[REQUEST]:
Locate the line that contains "OCR this image.". Print it and each following line through the end of the listing, verbatim, and nothing more.

[Extracted records]
---

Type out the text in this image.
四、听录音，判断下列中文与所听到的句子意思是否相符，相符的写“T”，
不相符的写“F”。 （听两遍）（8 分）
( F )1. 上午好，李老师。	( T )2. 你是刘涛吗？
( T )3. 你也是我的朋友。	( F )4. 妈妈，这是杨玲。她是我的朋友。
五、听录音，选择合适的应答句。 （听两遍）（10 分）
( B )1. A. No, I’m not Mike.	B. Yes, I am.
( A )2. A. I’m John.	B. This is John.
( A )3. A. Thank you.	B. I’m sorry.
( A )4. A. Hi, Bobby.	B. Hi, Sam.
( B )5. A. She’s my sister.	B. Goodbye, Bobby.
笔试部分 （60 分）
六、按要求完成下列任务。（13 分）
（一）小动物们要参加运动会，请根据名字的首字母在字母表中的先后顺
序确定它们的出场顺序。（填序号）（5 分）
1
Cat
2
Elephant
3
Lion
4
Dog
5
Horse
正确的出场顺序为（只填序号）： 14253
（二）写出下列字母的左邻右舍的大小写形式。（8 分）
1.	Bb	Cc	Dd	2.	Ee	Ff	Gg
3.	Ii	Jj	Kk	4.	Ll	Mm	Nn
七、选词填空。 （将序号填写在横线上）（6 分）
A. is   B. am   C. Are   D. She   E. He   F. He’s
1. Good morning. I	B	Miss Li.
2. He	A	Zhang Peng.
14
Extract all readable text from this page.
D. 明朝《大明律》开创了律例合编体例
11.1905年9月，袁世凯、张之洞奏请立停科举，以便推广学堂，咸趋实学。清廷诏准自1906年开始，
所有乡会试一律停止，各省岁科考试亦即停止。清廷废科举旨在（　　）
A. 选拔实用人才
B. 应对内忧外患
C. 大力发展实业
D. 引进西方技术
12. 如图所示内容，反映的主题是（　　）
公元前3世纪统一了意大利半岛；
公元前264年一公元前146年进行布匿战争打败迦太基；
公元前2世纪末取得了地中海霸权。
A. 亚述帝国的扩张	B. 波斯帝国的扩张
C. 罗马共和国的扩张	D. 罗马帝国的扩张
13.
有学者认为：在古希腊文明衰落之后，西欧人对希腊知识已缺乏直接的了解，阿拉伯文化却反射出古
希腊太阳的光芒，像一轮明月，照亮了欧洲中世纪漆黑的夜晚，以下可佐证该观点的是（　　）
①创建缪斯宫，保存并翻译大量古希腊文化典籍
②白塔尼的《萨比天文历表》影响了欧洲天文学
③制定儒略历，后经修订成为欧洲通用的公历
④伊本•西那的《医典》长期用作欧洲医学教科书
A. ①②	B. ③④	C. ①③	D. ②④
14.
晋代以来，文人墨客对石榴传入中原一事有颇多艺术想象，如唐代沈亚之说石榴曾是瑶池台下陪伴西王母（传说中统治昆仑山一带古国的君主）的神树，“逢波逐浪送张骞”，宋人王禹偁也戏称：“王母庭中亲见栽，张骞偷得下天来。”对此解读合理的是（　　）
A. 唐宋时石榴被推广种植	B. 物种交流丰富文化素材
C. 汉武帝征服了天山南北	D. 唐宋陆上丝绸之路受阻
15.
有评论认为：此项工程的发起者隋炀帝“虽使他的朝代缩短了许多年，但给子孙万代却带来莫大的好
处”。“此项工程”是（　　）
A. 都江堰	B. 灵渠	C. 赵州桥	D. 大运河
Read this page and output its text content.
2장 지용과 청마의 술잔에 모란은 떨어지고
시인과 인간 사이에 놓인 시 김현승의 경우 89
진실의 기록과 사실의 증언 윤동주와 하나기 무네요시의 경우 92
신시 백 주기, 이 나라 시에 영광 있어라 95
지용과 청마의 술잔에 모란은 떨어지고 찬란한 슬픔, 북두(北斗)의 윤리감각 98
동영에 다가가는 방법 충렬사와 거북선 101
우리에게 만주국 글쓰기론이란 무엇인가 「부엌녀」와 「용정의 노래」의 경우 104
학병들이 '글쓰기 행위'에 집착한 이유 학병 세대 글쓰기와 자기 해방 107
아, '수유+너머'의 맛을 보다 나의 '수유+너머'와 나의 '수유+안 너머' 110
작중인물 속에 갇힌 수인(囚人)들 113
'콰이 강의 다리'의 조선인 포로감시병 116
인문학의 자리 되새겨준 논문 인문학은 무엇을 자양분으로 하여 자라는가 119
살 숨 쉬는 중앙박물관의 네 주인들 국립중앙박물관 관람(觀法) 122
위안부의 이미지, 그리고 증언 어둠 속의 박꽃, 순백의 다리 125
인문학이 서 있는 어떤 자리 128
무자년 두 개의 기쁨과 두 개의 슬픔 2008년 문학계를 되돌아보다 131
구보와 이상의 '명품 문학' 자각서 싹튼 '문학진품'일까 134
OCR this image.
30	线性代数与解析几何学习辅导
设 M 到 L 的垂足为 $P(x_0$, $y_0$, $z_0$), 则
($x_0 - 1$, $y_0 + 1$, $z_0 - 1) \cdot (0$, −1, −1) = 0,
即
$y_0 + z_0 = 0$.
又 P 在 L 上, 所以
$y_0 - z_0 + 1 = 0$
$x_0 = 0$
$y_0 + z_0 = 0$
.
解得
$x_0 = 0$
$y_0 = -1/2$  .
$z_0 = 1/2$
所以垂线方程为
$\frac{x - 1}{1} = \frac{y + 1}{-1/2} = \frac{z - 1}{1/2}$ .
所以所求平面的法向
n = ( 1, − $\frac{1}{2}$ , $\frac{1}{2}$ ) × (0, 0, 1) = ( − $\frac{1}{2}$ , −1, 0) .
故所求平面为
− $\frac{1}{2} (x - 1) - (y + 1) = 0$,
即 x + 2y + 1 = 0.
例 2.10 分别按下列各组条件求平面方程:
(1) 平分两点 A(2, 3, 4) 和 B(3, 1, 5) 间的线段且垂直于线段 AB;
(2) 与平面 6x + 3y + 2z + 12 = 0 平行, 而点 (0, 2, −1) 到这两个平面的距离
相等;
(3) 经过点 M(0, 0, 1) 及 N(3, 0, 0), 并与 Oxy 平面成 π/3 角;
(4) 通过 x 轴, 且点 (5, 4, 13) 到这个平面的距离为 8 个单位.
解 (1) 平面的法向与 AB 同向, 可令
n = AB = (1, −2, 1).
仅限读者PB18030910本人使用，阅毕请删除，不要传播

---

[RESULT OF THIS TASK]:
OCR this image.
30	线性代数与解析几何学习辅导
设 M 到 L 的垂足为 $P(x_0$, $y_0$, $z_0$), 则
($x_0 - 1$, $y_0 + 1$, $z_0 - 1) \cdot (0$, −1, −1) = 0,
即
$y_0 + z_0 = 0$.
又 P 在 L 上, 所以
$y_0 - z_0 + 1 = 0$
$x_0 = 0$
$y_0 + z_0 = 0$
.
解得
$x_0 = 0$
$y_0 = -1/2$  .
$z_0 = 1/2$
所以垂线方程为
$\frac{x - 1}{1} = \frac{y + 1}{-1/2} = \frac{z - 1}{1/2}$ .
所以所求平面的法向
n = ( 1, − $\frac{1}{2}$ , $\frac{1}{2}$ ) × (0, 0, 1) = ( − $\frac{1}{2}$ , −1, 0) .
故所求平面为
− $\frac{1}{2} (x - 1) - (y + 1) = 0$,
即 x + 2y + 1 = 0.
例 2.10 分别按下列各组条件求平面方程:
(1) 平分两点 A(2, 3, 4) 和 B(3, 1, 5) 间的线段且垂直于线段 AB;
(2) 与平面 6x + 3y + 2z + 12 = 0 平行, 而点 (0, 2, −1) 到这两个平面的距离
相等;
(3) 经过点 M(0, 0, 1) 及 N(3, 0, 0), 并与 Oxy 平面成 π/3 角;
(4) 通过 x 轴, 且点 (5, 4, 13) 到这个平面的距离为 8 个单位.
解 (1) 平面的法向与 AB 同向, 可令
n = AB = (1, −2, 1).
仅限读者PB18030910本人使用，阅毕请删除，不要传播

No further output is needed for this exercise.